_Problem statement_: Report the total number of lines that include the string "press", without any other text.

Dataset items:
# # #
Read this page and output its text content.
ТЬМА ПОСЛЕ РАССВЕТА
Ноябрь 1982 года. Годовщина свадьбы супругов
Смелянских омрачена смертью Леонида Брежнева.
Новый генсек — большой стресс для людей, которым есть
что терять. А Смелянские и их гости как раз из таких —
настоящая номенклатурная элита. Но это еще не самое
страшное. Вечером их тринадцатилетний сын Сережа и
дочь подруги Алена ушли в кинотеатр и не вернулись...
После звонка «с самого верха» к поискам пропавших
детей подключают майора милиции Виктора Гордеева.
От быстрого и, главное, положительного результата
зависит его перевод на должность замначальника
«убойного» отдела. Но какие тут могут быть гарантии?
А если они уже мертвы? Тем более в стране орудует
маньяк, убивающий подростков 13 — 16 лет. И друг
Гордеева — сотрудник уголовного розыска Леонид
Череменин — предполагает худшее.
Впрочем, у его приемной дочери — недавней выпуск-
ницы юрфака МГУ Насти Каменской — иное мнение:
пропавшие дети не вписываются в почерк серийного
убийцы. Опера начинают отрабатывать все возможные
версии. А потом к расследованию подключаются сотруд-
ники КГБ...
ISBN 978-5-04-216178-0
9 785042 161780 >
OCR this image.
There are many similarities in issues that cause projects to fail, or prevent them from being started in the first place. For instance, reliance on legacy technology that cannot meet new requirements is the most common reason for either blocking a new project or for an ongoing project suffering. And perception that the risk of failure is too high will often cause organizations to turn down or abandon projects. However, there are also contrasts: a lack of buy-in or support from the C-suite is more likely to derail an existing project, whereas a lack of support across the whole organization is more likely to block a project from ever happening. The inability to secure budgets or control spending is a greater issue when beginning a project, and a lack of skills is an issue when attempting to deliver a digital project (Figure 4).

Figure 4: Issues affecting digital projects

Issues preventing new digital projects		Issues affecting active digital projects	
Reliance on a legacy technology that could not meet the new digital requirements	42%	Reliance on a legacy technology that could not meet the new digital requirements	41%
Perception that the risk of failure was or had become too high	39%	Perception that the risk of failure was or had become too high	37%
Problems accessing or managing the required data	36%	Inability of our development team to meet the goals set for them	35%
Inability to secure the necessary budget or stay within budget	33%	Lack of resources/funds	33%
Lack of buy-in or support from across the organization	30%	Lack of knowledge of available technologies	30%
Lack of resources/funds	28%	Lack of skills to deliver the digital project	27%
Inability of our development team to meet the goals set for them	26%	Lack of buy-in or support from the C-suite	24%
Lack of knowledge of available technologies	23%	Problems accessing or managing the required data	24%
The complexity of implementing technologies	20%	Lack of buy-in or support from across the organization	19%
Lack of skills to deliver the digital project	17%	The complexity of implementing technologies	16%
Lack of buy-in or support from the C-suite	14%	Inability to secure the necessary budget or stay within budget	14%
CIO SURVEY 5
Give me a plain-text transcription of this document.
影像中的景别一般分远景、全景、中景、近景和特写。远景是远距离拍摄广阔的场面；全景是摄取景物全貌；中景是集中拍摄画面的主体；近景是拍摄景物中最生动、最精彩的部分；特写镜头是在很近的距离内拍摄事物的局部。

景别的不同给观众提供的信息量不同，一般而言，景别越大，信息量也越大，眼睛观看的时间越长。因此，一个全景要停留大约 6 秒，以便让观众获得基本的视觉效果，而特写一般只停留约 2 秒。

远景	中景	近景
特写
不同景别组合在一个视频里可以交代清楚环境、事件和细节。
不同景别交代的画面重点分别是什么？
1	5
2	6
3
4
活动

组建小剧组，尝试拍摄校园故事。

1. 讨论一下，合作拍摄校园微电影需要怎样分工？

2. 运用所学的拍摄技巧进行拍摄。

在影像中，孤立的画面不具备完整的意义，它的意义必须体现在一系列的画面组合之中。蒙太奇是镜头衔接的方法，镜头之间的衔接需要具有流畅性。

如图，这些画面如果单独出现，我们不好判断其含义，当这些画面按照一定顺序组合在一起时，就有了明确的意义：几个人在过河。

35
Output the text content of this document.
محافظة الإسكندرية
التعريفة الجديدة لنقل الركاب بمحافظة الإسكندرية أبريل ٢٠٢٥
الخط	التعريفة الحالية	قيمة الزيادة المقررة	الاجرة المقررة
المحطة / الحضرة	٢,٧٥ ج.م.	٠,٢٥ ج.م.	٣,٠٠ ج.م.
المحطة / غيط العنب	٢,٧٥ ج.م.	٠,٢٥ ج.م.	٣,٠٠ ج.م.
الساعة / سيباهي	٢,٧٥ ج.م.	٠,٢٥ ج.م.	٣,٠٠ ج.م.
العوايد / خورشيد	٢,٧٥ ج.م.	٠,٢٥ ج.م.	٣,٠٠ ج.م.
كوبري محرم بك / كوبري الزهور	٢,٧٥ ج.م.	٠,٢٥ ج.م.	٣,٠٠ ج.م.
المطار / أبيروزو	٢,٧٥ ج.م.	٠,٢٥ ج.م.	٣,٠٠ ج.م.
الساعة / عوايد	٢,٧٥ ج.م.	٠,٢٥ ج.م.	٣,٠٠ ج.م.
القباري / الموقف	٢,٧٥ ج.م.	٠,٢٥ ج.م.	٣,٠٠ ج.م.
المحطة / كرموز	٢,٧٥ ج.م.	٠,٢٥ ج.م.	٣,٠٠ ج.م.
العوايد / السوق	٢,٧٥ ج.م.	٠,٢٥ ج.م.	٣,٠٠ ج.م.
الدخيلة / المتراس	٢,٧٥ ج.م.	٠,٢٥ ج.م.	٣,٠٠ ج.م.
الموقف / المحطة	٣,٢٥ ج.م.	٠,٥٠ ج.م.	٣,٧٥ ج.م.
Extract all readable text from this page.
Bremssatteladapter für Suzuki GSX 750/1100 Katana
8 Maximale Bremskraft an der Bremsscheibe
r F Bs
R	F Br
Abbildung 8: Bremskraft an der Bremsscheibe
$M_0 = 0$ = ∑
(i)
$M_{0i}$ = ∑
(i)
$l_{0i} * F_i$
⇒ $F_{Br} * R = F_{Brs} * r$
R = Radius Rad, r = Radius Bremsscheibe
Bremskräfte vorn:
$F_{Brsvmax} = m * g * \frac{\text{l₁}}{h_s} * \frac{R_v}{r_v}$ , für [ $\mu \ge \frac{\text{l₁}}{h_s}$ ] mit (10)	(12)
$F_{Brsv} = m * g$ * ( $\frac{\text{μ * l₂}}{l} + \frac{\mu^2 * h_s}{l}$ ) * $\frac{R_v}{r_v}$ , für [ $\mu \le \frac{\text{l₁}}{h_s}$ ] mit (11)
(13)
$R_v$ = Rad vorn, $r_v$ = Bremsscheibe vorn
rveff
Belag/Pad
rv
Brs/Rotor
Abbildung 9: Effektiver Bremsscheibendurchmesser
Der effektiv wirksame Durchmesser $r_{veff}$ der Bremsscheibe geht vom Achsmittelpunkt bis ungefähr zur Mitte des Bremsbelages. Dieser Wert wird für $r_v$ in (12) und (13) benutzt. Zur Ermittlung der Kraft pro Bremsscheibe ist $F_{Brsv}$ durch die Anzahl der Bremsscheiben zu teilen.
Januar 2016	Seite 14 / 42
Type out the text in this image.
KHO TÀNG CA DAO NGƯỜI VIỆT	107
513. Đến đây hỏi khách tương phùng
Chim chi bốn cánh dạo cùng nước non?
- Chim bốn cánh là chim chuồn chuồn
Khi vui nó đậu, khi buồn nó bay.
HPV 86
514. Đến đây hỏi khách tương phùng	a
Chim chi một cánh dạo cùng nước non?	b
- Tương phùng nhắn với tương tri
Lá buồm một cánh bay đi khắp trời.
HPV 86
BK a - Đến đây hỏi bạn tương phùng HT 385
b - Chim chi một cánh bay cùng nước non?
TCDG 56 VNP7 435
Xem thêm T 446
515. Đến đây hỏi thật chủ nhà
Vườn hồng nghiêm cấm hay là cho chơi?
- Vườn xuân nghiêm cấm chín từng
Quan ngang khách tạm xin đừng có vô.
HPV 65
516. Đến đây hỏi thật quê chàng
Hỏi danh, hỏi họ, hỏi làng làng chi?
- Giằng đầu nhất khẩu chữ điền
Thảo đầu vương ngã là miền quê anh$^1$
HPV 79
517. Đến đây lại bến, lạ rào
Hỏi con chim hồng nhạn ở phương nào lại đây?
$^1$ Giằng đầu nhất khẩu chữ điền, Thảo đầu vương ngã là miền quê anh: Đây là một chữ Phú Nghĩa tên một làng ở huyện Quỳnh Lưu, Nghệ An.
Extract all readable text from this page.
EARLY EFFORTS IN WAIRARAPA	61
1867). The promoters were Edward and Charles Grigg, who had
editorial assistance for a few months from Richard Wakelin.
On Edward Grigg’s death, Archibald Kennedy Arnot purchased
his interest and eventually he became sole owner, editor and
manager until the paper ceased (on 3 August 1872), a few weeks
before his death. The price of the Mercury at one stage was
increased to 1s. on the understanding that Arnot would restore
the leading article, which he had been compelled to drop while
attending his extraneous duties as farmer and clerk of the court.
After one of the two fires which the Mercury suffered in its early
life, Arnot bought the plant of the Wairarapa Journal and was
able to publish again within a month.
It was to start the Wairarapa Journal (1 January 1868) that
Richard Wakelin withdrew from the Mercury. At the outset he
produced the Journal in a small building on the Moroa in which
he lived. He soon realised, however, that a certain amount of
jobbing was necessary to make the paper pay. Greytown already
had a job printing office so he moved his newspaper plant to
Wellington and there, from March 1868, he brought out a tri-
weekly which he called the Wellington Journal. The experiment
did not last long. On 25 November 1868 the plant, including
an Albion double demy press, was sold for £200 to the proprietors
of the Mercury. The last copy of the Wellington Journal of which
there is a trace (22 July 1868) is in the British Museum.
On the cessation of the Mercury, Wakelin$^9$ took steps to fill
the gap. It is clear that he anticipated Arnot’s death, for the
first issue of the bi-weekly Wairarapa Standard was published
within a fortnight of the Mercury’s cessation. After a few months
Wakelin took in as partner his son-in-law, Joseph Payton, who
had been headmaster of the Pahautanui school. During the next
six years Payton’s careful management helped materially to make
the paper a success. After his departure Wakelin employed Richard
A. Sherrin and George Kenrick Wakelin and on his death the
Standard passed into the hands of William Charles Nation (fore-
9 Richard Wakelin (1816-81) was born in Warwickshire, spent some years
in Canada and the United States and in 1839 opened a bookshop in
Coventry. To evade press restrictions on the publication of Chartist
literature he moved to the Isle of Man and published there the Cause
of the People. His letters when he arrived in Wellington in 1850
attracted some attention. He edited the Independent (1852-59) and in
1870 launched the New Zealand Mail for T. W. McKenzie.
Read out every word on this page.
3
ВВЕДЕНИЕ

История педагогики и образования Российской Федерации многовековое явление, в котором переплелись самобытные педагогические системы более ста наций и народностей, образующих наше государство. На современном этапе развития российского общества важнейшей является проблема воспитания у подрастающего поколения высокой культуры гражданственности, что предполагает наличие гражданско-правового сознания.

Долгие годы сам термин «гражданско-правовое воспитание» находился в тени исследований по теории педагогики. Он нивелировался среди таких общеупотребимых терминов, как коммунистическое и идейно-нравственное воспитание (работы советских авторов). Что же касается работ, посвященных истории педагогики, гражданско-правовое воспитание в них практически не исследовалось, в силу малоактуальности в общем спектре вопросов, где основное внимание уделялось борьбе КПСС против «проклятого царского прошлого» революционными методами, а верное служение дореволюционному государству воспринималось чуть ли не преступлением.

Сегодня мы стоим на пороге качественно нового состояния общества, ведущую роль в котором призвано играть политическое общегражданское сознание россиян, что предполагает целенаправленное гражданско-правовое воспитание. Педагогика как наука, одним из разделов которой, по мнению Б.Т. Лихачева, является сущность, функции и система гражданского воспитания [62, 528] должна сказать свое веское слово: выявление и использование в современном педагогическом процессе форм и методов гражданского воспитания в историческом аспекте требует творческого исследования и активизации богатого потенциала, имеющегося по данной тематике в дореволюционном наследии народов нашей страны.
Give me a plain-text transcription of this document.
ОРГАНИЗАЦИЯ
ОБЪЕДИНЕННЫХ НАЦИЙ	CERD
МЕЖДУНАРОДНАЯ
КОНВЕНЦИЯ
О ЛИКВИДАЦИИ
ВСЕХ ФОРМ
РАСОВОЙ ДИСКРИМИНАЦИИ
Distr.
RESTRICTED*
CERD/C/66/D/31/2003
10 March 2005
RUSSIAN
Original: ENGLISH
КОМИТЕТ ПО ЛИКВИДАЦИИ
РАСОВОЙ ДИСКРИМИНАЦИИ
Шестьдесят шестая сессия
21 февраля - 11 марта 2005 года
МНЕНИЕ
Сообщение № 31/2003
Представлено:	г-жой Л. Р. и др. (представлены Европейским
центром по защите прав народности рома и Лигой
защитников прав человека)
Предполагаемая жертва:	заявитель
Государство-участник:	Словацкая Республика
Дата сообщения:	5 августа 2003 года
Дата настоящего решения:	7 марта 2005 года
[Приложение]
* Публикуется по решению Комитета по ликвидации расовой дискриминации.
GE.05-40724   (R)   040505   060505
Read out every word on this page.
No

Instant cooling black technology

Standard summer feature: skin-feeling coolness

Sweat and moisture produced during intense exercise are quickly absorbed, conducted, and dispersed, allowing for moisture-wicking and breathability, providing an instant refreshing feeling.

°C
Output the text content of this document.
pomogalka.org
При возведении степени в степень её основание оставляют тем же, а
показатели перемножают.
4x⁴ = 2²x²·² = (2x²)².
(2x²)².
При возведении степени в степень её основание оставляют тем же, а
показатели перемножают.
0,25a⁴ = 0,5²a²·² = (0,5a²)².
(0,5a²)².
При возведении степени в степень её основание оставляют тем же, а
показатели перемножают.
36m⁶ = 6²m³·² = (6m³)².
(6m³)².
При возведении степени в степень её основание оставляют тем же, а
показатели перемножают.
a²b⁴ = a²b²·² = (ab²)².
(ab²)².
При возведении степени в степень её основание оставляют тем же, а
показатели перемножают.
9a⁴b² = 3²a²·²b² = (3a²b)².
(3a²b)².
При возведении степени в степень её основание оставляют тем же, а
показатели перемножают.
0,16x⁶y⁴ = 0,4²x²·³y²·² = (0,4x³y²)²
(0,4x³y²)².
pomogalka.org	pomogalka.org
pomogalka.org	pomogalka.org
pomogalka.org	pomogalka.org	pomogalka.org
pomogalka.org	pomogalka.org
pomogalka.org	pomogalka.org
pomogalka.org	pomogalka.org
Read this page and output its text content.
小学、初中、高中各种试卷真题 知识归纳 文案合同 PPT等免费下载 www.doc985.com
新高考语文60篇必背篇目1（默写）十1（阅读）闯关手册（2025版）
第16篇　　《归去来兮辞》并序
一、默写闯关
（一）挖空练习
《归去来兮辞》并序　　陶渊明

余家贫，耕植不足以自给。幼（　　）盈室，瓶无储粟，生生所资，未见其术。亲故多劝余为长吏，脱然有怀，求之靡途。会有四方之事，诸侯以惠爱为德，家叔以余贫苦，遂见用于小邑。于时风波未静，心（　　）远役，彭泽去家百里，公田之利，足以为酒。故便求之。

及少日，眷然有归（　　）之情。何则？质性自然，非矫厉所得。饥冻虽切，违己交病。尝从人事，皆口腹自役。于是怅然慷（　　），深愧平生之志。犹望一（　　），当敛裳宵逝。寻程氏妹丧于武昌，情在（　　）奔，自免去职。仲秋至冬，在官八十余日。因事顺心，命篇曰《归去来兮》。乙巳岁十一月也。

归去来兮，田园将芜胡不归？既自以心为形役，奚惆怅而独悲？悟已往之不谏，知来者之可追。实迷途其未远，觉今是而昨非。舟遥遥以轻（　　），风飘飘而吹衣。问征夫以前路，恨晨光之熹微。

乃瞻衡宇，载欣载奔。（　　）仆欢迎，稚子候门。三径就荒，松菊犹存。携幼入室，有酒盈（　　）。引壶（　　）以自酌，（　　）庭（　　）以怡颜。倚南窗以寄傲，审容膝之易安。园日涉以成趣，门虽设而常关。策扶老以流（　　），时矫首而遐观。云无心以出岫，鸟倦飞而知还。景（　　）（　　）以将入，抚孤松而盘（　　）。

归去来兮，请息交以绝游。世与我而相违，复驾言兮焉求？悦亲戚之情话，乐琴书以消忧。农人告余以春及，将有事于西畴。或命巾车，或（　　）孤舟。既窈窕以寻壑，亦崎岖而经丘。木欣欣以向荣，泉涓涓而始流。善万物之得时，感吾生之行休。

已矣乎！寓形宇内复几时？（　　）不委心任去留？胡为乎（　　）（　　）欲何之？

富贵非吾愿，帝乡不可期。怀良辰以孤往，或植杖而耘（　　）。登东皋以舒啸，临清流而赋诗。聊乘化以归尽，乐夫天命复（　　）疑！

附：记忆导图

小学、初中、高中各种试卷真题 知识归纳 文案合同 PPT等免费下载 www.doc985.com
# # #
_Task response_: 2